Recorded data
++++
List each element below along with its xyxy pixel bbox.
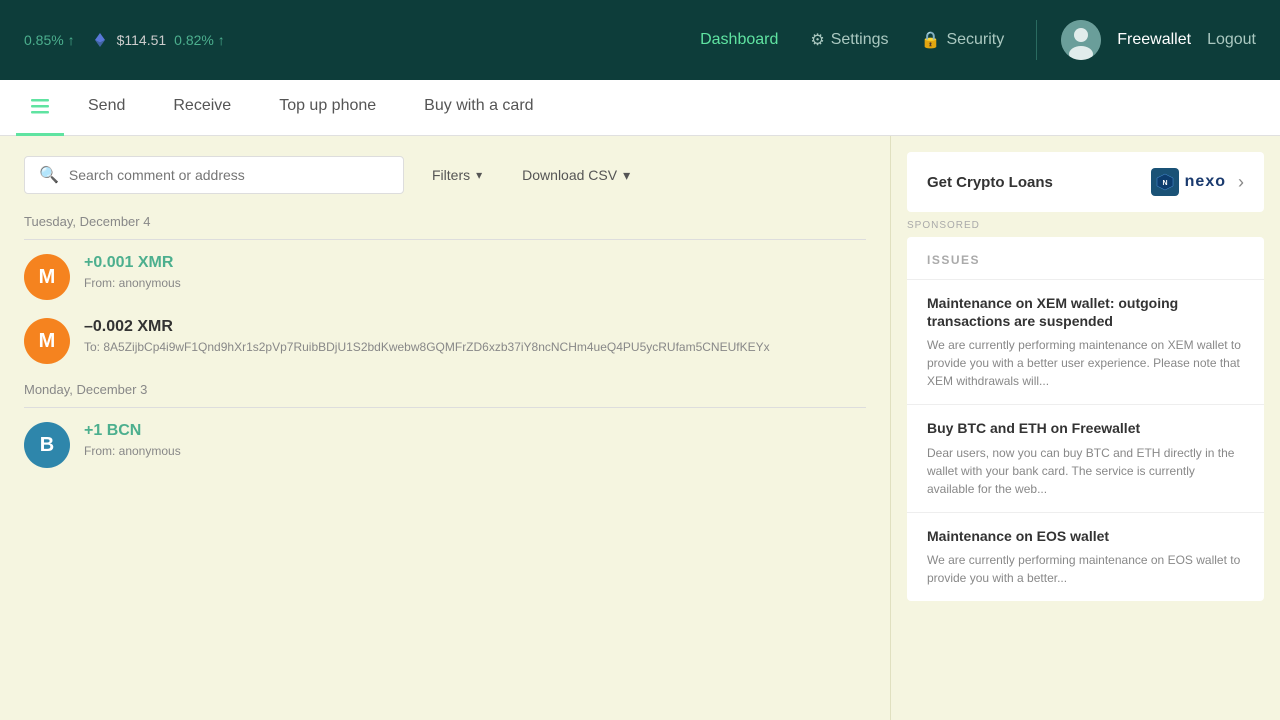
sponsored-label: SPONSORED (891, 220, 1280, 237)
tx-sub-2: To: 8A5ZijbCp4i9wF1Qnd9hXr1s2pVp7RuibBDj… (84, 340, 866, 354)
main-layout: 🔍 Filters ▾ Download CSV ▾ Tuesday, Dece… (0, 136, 1280, 720)
promo-text: Get Crypto Loans (927, 174, 1139, 191)
csv-label: Download CSV (522, 167, 617, 183)
price-info-1: 0.85% ↑ (24, 32, 75, 48)
app-header: 0.85% ↑ $114.51 0.82% ↑ Dashboard ⚙ Sett… (0, 0, 1280, 80)
tx-avatar-2: M (24, 318, 70, 364)
date-label-1: Tuesday, December 4 (24, 214, 866, 229)
issue-title-1: Maintenance on XEM wallet: outgoing tran… (927, 294, 1244, 330)
issue-item-2[interactable]: Buy BTC and ETH on Freewallet Dear users… (907, 405, 1264, 512)
avatar (1061, 20, 1101, 60)
download-csv-button[interactable]: Download CSV ▾ (510, 159, 642, 192)
date-divider-2 (24, 407, 866, 408)
tx-avatar-1: M (24, 254, 70, 300)
tx-group-2: Monday, December 3 B +1 BCN From: anonym… (24, 382, 866, 468)
list-icon (29, 95, 51, 117)
tx-item-3[interactable]: B +1 BCN From: anonymous (24, 422, 866, 468)
gear-icon: ⚙ (810, 30, 824, 50)
issue-title-2: Buy BTC and ETH on Freewallet (927, 419, 1244, 437)
header-nav: Dashboard ⚙ Settings 🔒 Security (700, 30, 1004, 50)
issue-desc-3: We are currently performing maintenance … (927, 551, 1244, 587)
date-label-2: Monday, December 3 (24, 382, 866, 397)
tx-item-2[interactable]: M –0.002 XMR To: 8A5ZijbCp4i9wF1Qnd9hXr1… (24, 318, 866, 364)
tx-sub-1: From: anonymous (84, 276, 866, 290)
tx-item-1[interactable]: M +0.001 XMR From: anonymous (24, 254, 866, 300)
lock-icon: 🔒 (921, 30, 941, 50)
price2-pct: 0.82% ↑ (174, 32, 225, 48)
issue-title-3: Maintenance on EOS wallet (927, 527, 1244, 545)
issues-section: ISSUES Maintenance on XEM wallet: outgoi… (907, 237, 1264, 601)
security-label: Security (946, 31, 1004, 49)
tab-top-up-phone[interactable]: Top up phone (255, 80, 400, 136)
nexo-svg-icon: N (1156, 173, 1174, 191)
header-left: 0.85% ↑ $114.51 0.82% ↑ (24, 31, 668, 49)
tx-sub-3: From: anonymous (84, 444, 866, 458)
tab-receive-label: Receive (173, 97, 231, 115)
search-input[interactable] (69, 167, 389, 183)
settings-label: Settings (831, 31, 889, 49)
tx-info-2: –0.002 XMR To: 8A5ZijbCp4i9wF1Qnd9hXr1s2… (84, 318, 866, 354)
tx-amount-1: +0.001 XMR (84, 254, 866, 272)
price1-pct: 0.85% ↑ (24, 32, 75, 48)
nexo-logo: N nexo (1151, 168, 1226, 196)
eth-price: $114.51 (117, 32, 167, 48)
left-panel: 🔍 Filters ▾ Download CSV ▾ Tuesday, Dece… (0, 136, 890, 720)
nav-settings[interactable]: ⚙ Settings (810, 30, 888, 50)
promo-chevron-icon: › (1238, 172, 1244, 193)
tab-send-label: Send (88, 97, 125, 115)
header-right: Freewallet Logout (1036, 20, 1256, 60)
tab-receive[interactable]: Receive (149, 80, 255, 136)
filters-label: Filters (432, 167, 470, 183)
logout-button[interactable]: Logout (1207, 31, 1256, 49)
issues-header: ISSUES (907, 249, 1264, 280)
issue-desc-1: We are currently performing maintenance … (927, 336, 1244, 390)
nexo-brand-label: nexo (1185, 173, 1226, 191)
dashboard-label: Dashboard (700, 31, 778, 49)
search-icon: 🔍 (39, 165, 59, 185)
tx-amount-3: +1 BCN (84, 422, 866, 440)
issue-desc-2: Dear users, now you can buy BTC and ETH … (927, 444, 1244, 498)
issue-item-3[interactable]: Maintenance on EOS wallet We are current… (907, 513, 1264, 601)
search-bar: 🔍 (24, 156, 404, 194)
tab-top-up-label: Top up phone (279, 97, 376, 115)
search-filter-row: 🔍 Filters ▾ Download CSV ▾ (24, 156, 866, 194)
filters-chevron-icon: ▾ (476, 168, 482, 182)
tx-info-1: +0.001 XMR From: anonymous (84, 254, 866, 290)
tab-buy-with-card[interactable]: Buy with a card (400, 80, 557, 136)
svg-text:N: N (1162, 180, 1167, 187)
right-panel: Get Crypto Loans N nexo › SPONSORED ISSU… (890, 136, 1280, 720)
tab-buy-label: Buy with a card (424, 97, 533, 115)
tabs-bar: Send Receive Top up phone Buy with a car… (0, 80, 1280, 136)
tab-send[interactable]: Send (64, 80, 149, 136)
issue-item-1[interactable]: Maintenance on XEM wallet: outgoing tran… (907, 280, 1264, 405)
eth-icon (91, 31, 109, 49)
tx-group-1: Tuesday, December 4 M +0.001 XMR From: a… (24, 214, 866, 364)
promo-card[interactable]: Get Crypto Loans N nexo › (907, 152, 1264, 212)
nav-dashboard[interactable]: Dashboard (700, 31, 778, 49)
nav-security[interactable]: 🔒 Security (921, 30, 1005, 50)
eth-price-info: $114.51 0.82% ↑ (91, 31, 225, 49)
nexo-icon: N (1151, 168, 1179, 196)
username-label: Freewallet (1117, 31, 1191, 49)
tab-list-icon[interactable] (16, 80, 64, 136)
tx-amount-2: –0.002 XMR (84, 318, 866, 336)
date-divider-1 (24, 239, 866, 240)
user-avatar-icon (1061, 20, 1101, 60)
csv-chevron-icon: ▾ (623, 167, 630, 184)
tx-info-3: +1 BCN From: anonymous (84, 422, 866, 458)
tx-avatar-3: B (24, 422, 70, 468)
filters-button[interactable]: Filters ▾ (420, 159, 494, 191)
++++
**Set problem**:
Quote every line of the material above word for word, leaving out the pictures.

**Completed task**:
List each element below along with its xyxy pixel bbox.
sponsored-label: SPONSORED (891, 220, 1280, 237)
tx-sub-2: To: 8A5ZijbCp4i9wF1Qnd9hXr1s2pVp7RuibBDj… (84, 340, 866, 354)
main-layout: 🔍 Filters ▾ Download CSV ▾ Tuesday, Dece… (0, 136, 1280, 720)
promo-text: Get Crypto Loans (927, 174, 1139, 191)
csv-label: Download CSV (522, 167, 617, 183)
price-info-1: 0.85% ↑ (24, 32, 75, 48)
app-header: 0.85% ↑ $114.51 0.82% ↑ Dashboard ⚙ Sett… (0, 0, 1280, 80)
tx-avatar-2: M (24, 318, 70, 364)
date-label-1: Tuesday, December 4 (24, 214, 866, 229)
issue-title-1: Maintenance on XEM wallet: outgoing tran… (927, 294, 1244, 330)
issue-item-2[interactable]: Buy BTC and ETH on Freewallet Dear users… (907, 405, 1264, 512)
avatar (1061, 20, 1101, 60)
download-csv-button[interactable]: Download CSV ▾ (510, 159, 642, 192)
date-divider-2 (24, 407, 866, 408)
tx-avatar-1: M (24, 254, 70, 300)
tx-group-2: Monday, December 3 B +1 BCN From: anonym… (24, 382, 866, 468)
list-icon (29, 95, 51, 117)
tx-item-3[interactable]: B +1 BCN From: anonymous (24, 422, 866, 468)
gear-icon: ⚙ (810, 30, 824, 50)
issue-title-2: Buy BTC and ETH on Freewallet (927, 419, 1244, 437)
header-nav: Dashboard ⚙ Settings 🔒 Security (700, 30, 1004, 50)
issue-desc-3: We are currently performing maintenance … (927, 551, 1244, 587)
date-label-2: Monday, December 3 (24, 382, 866, 397)
tx-item-2[interactable]: M –0.002 XMR To: 8A5ZijbCp4i9wF1Qnd9hXr1… (24, 318, 866, 364)
tx-sub-1: From: anonymous (84, 276, 866, 290)
tx-item-1[interactable]: M +0.001 XMR From: anonymous (24, 254, 866, 300)
lock-icon: 🔒 (921, 30, 941, 50)
price2-pct: 0.82% ↑ (174, 32, 225, 48)
issue-title-3: Maintenance on EOS wallet (927, 527, 1244, 545)
issues-section: ISSUES Maintenance on XEM wallet: outgoi… (907, 237, 1264, 601)
security-label: Security (946, 31, 1004, 49)
tab-top-up-phone[interactable]: Top up phone (255, 80, 400, 136)
nexo-svg-icon: N (1156, 173, 1174, 191)
header-left: 0.85% ↑ $114.51 0.82% ↑ (24, 31, 668, 49)
tx-sub-3: From: anonymous (84, 444, 866, 458)
tab-receive-label: Receive (173, 97, 231, 115)
search-input[interactable] (69, 167, 389, 183)
settings-label: Settings (831, 31, 889, 49)
tx-info-2: –0.002 XMR To: 8A5ZijbCp4i9wF1Qnd9hXr1s2… (84, 318, 866, 354)
tx-amount-1: +0.001 XMR (84, 254, 866, 272)
price1-pct: 0.85% ↑ (24, 32, 75, 48)
nexo-logo: N nexo (1151, 168, 1226, 196)
eth-price: $114.51 (117, 32, 167, 48)
left-panel: 🔍 Filters ▾ Download CSV ▾ Tuesday, Dece… (0, 136, 890, 720)
nav-settings[interactable]: ⚙ Settings (810, 30, 888, 50)
promo-chevron-icon: › (1238, 172, 1244, 193)
tab-send-label: Send (88, 97, 125, 115)
header-right: Freewallet Logout (1036, 20, 1256, 60)
tab-receive[interactable]: Receive (149, 80, 255, 136)
filters-label: Filters (432, 167, 470, 183)
logout-button[interactable]: Logout (1207, 31, 1256, 49)
issues-header: ISSUES (907, 249, 1264, 280)
issue-desc-1: We are currently performing maintenance … (927, 336, 1244, 390)
nexo-brand-label: nexo (1185, 173, 1226, 191)
dashboard-label: Dashboard (700, 31, 778, 49)
search-icon: 🔍 (39, 165, 59, 185)
tx-amount-3: +1 BCN (84, 422, 866, 440)
issue-desc-2: Dear users, now you can buy BTC and ETH … (927, 444, 1244, 498)
issue-item-3[interactable]: Maintenance on EOS wallet We are current… (907, 513, 1264, 601)
search-bar: 🔍 (24, 156, 404, 194)
tab-top-up-label: Top up phone (279, 97, 376, 115)
search-filter-row: 🔍 Filters ▾ Download CSV ▾ (24, 156, 866, 194)
filters-chevron-icon: ▾ (476, 168, 482, 182)
tx-info-1: +0.001 XMR From: anonymous (84, 254, 866, 290)
tab-buy-with-card[interactable]: Buy with a card (400, 80, 557, 136)
svg-text:N: N (1162, 180, 1167, 187)
right-panel: Get Crypto Loans N nexo › SPONSORED ISSU… (890, 136, 1280, 720)
tab-buy-label: Buy with a card (424, 97, 533, 115)
tabs-bar: Send Receive Top up phone Buy with a car… (0, 80, 1280, 136)
tab-send[interactable]: Send (64, 80, 149, 136)
issue-item-1[interactable]: Maintenance on XEM wallet: outgoing tran… (907, 280, 1264, 405)
eth-icon (91, 31, 109, 49)
tx-group-1: Tuesday, December 4 M +0.001 XMR From: a… (24, 214, 866, 364)
promo-card[interactable]: Get Crypto Loans N nexo › (907, 152, 1264, 212)
nav-dashboard[interactable]: Dashboard (700, 31, 778, 49)
nav-security[interactable]: 🔒 Security (921, 30, 1005, 50)
eth-price-info: $114.51 0.82% ↑ (91, 31, 225, 49)
nexo-icon: N (1151, 168, 1179, 196)
username-label: Freewallet (1117, 31, 1191, 49)
tab-list-icon[interactable] (16, 80, 64, 136)
tx-amount-2: –0.002 XMR (84, 318, 866, 336)
date-divider-1 (24, 239, 866, 240)
user-avatar-icon (1061, 20, 1101, 60)
csv-chevron-icon: ▾ (623, 167, 630, 184)
tx-info-3: +1 BCN From: anonymous (84, 422, 866, 458)
tx-avatar-3: B (24, 422, 70, 468)
filters-button[interactable]: Filters ▾ (420, 159, 494, 191)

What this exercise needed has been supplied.